---- EXTRACTED DATA

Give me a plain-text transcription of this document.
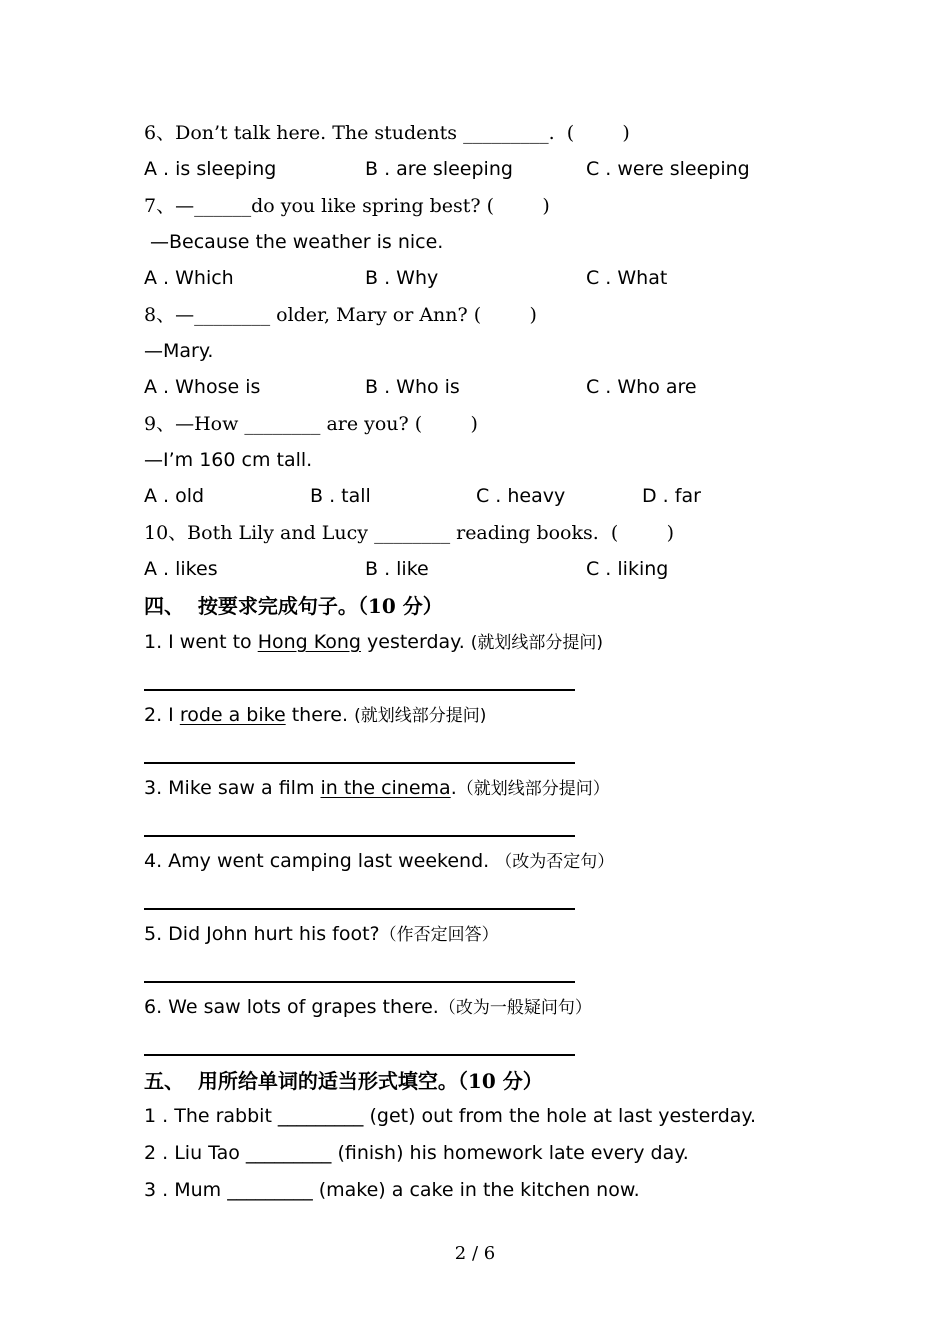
6、Don’t talk here. The students _________.  (        )
A . is sleeping	B . are sleeping	C . were sleeping
7、—______do you like spring best? (        )
—Because the weather is nice.
A . Which	B . Why	C . What
8、—________ older, Mary or Ann? (        )
—Mary.
A . Whose is	B . Who is	C . Who are
9、—How ________ are you? (        )
—I’m 160 cm tall.
A . old	B . tall	C . heavy	D . far
10、Both Lily and Lucy ________ reading books.  (        )
A . likes	B . like	C . liking
四、  按要求完成句子。（10 分）
1. I went to Hong Kong yesterday. (就划线部分提问)
2. I rode a bike there. (就划线部分提问)
3. Mike saw a film in the cinema.（就划线部分提问）
4. Amy went camping last weekend. （改为否定句）
5. Did John hurt his foot?（作否定回答）
6. We saw lots of grapes there.（改为一般疑问句）
五、  用所给单词的适当形式填空。（10 分）
1 . The rabbit _________ (get) out from the hole at last yesterday.
2 . Liu Tao _________ (finish) his homework late every day.
3 . Mum _________ (make) a cake in the kitchen now.
2 / 6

--------

With the pictures omitted, reproduce the records in full and exactly.

# ANSWER TO THIS PROBLEM:
Give me a plain-text transcription of this document.
6、Don’t talk here. The students _________.  (        )
A . is sleeping	B . are sleeping	C . were sleeping
7、—______do you like spring best? (        )
—Because the weather is nice.
A . Which	B . Why	C . What
8、—________ older, Mary or Ann? (        )
—Mary.
A . Whose is	B . Who is	C . Who are
9、—How ________ are you? (        )
—I’m 160 cm tall.
A . old	B . tall	C . heavy	D . far
10、Both Lily and Lucy ________ reading books.  (        )
A . likes	B . like	C . liking
四、  按要求完成句子。（10 分）
1. I went to Hong Kong yesterday. (就划线部分提问)
2. I rode a bike there. (就划线部分提问)
3. Mike saw a film in the cinema.（就划线部分提问）
4. Amy went camping last weekend. （改为否定句）
5. Did John hurt his foot?（作否定回答）
6. We saw lots of grapes there.（改为一般疑问句）
五、  用所给单词的适当形式填空。（10 分）
1 . The rabbit _________ (get) out from the hole at last yesterday.
2 . Liu Tao _________ (finish) his homework late every day.
3 . Mum _________ (make) a cake in the kitchen now.
2 / 6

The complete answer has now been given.